• _Set exercise_: Look over the lines below. Report each one that includes the string "JSON".

• _Recorded information_:
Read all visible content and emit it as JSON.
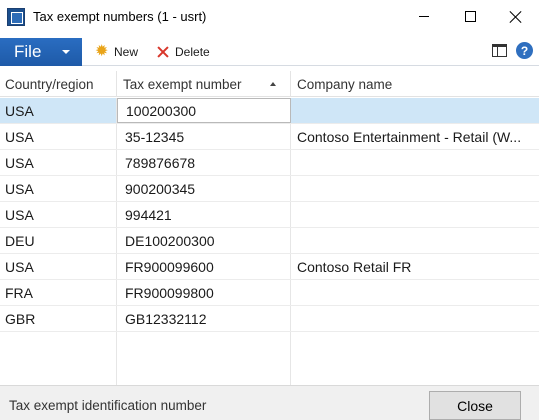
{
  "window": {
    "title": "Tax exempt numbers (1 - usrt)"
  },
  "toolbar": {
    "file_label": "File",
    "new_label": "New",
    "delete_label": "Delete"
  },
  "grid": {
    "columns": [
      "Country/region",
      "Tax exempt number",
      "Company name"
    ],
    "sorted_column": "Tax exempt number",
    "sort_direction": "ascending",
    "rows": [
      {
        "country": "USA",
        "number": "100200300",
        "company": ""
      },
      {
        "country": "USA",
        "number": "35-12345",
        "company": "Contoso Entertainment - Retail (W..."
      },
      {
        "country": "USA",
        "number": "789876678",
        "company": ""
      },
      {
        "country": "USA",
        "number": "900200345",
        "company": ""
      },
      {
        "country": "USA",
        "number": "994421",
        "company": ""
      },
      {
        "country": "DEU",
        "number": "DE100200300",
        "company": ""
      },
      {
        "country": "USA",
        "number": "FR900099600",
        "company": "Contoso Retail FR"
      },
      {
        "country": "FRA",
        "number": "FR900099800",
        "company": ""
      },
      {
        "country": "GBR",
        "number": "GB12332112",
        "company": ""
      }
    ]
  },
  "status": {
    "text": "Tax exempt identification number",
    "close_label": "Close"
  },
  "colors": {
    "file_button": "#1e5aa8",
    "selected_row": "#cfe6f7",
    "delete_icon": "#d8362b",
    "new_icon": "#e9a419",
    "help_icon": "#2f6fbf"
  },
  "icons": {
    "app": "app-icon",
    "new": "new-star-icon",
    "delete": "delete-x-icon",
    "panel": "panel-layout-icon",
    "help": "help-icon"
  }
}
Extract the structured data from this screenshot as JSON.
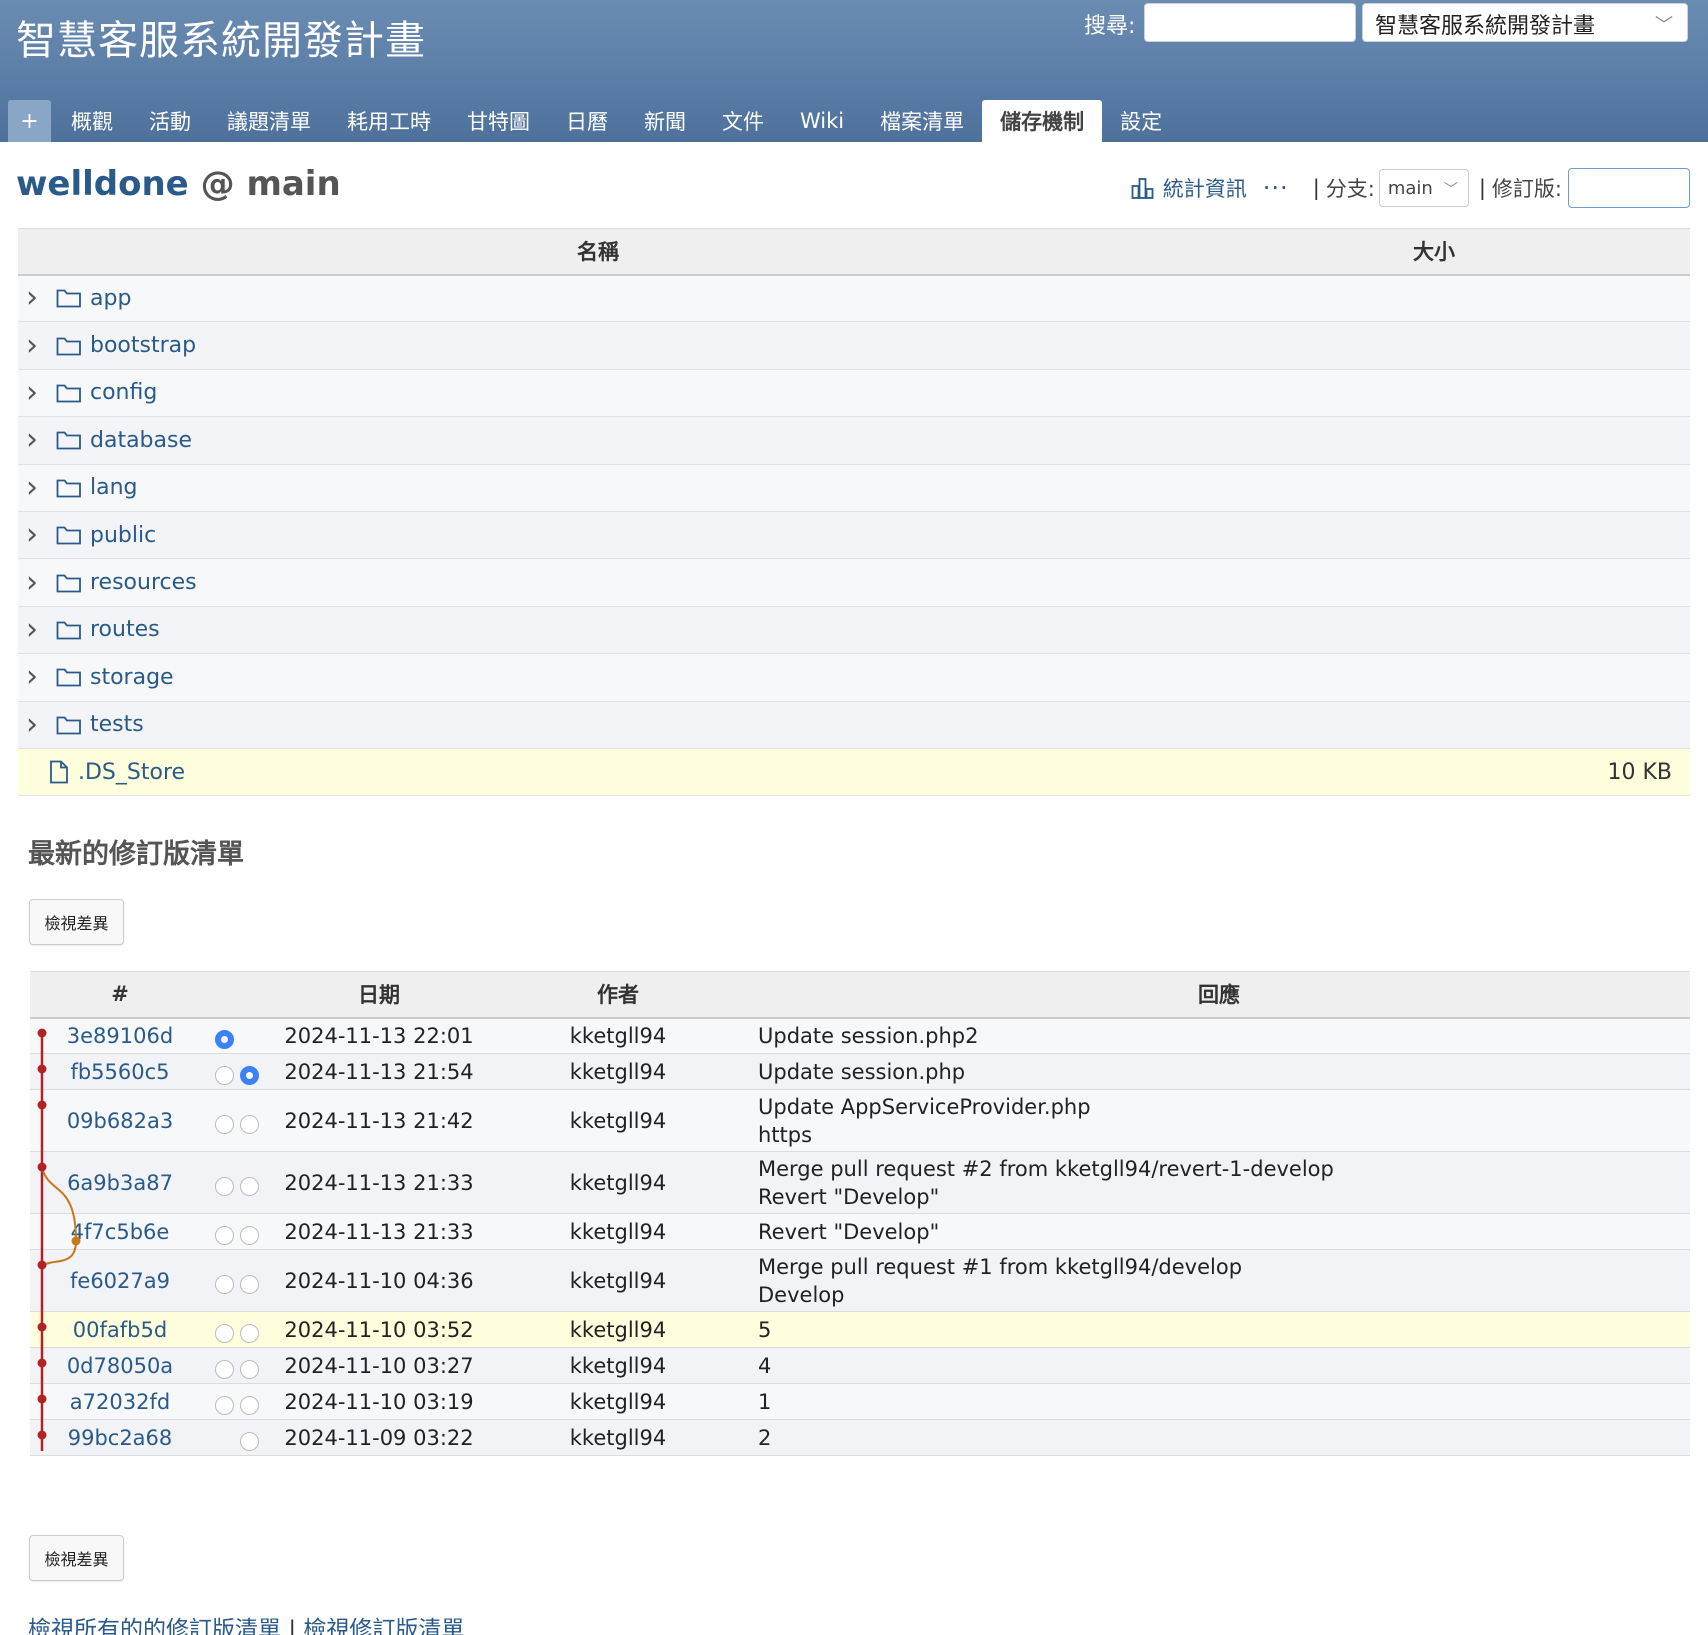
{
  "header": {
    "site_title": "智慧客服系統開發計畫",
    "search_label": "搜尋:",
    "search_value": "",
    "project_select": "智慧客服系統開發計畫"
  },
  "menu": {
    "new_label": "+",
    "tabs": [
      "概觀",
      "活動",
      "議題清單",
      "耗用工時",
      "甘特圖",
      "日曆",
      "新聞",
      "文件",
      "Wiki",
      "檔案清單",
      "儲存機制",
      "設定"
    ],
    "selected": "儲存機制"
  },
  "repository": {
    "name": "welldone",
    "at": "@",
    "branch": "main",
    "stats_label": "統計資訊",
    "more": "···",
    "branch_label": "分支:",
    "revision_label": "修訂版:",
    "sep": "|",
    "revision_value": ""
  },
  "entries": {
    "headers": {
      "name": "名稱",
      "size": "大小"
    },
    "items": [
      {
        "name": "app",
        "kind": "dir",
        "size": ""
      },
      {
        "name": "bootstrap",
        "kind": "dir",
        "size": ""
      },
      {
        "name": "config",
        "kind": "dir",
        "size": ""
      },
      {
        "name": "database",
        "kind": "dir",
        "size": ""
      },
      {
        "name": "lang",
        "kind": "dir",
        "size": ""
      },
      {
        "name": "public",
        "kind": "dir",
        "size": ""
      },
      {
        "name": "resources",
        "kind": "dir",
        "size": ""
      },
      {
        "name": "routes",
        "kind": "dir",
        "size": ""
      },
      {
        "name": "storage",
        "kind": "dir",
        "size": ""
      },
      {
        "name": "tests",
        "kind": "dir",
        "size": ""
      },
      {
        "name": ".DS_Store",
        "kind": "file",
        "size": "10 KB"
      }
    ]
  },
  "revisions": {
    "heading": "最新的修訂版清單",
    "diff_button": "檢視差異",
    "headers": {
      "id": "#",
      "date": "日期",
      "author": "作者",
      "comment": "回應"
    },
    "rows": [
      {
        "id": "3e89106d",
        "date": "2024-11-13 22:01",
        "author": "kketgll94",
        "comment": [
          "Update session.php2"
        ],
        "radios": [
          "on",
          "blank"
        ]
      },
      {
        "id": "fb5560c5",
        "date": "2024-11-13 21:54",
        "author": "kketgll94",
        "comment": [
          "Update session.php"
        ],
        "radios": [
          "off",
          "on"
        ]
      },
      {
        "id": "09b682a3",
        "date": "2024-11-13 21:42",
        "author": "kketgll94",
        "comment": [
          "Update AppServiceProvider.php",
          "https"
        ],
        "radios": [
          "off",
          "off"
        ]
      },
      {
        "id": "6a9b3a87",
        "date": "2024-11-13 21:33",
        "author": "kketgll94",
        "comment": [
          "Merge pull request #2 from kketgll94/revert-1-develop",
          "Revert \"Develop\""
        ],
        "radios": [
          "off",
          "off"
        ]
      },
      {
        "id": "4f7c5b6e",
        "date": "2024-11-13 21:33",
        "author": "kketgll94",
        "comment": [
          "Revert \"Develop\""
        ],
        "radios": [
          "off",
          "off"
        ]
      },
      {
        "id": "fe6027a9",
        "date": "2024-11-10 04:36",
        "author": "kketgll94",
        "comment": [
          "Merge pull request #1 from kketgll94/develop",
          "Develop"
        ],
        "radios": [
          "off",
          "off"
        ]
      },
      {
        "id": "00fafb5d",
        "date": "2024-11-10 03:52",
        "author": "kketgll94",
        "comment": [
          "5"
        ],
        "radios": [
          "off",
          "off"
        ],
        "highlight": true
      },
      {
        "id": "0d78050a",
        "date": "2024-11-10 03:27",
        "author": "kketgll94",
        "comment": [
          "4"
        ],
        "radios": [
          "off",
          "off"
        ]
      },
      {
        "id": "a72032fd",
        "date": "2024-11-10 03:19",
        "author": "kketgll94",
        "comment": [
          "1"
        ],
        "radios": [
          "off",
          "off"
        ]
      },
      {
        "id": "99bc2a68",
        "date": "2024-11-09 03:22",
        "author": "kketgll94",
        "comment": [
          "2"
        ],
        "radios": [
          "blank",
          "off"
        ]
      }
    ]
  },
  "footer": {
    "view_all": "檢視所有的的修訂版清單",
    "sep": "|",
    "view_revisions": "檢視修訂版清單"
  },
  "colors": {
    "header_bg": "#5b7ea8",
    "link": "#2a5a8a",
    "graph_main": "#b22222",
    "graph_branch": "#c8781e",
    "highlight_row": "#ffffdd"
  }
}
--
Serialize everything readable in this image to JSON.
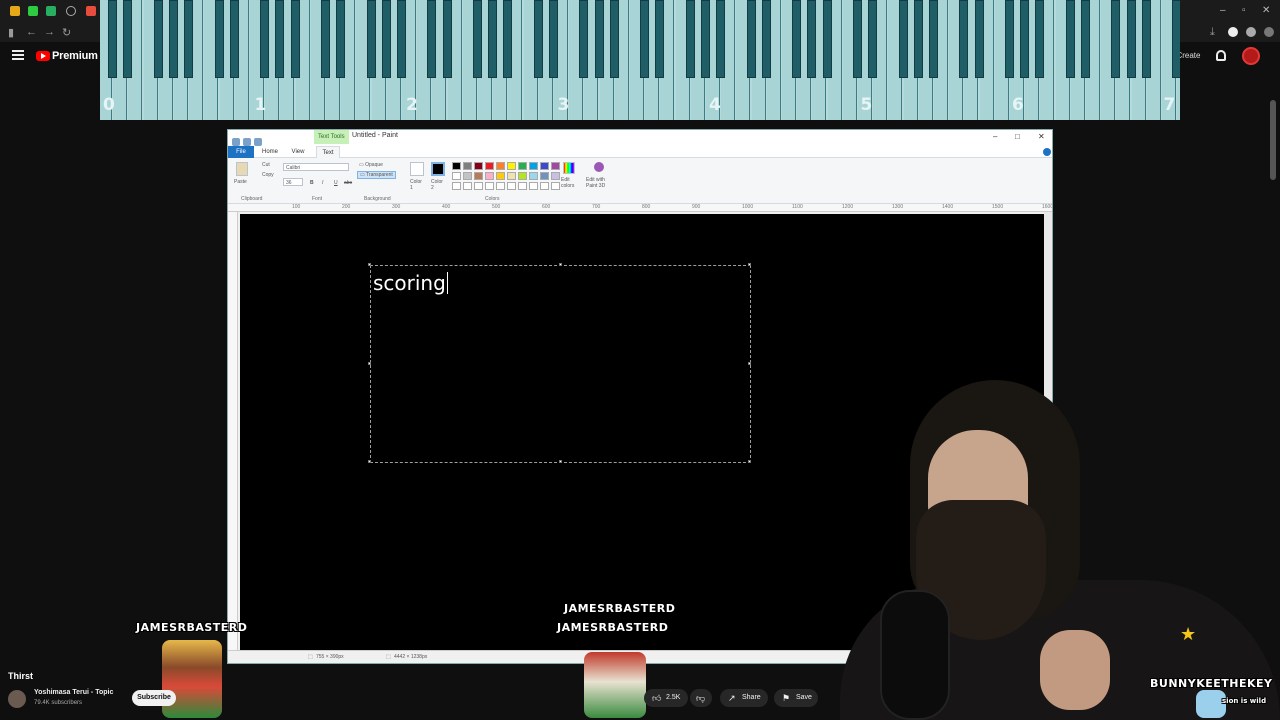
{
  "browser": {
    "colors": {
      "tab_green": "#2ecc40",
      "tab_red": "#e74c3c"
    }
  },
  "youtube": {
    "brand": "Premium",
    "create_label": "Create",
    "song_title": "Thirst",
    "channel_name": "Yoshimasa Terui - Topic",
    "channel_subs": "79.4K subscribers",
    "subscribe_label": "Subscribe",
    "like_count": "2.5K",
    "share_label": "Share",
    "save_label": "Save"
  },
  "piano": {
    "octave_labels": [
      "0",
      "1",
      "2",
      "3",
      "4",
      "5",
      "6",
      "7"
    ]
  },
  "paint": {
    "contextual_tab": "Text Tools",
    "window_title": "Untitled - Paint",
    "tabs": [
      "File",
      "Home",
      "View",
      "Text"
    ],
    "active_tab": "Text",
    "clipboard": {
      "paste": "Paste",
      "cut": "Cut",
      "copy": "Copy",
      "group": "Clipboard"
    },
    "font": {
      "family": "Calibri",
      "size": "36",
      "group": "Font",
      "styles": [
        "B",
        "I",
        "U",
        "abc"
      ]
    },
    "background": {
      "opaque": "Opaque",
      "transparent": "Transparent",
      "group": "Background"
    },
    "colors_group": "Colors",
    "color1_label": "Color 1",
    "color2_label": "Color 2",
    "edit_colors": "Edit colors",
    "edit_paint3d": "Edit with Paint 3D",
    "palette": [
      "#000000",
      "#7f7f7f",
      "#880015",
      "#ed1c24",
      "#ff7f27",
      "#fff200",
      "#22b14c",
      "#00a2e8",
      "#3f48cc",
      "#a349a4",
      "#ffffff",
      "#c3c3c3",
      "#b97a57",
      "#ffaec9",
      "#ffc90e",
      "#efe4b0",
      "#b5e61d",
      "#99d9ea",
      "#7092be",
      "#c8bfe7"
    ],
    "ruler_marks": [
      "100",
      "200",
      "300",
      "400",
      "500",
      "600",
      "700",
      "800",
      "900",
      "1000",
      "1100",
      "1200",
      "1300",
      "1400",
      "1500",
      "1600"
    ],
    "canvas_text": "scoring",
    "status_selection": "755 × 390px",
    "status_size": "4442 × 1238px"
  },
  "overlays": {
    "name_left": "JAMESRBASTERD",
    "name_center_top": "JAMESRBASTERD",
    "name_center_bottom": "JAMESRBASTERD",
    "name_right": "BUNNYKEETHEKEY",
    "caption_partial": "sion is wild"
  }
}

• _Result of this task_:
Read all visible content and emit it as JSON.
Extract the structured data from this screenshot as JSON.
Serialize everything readable in this image to JSON.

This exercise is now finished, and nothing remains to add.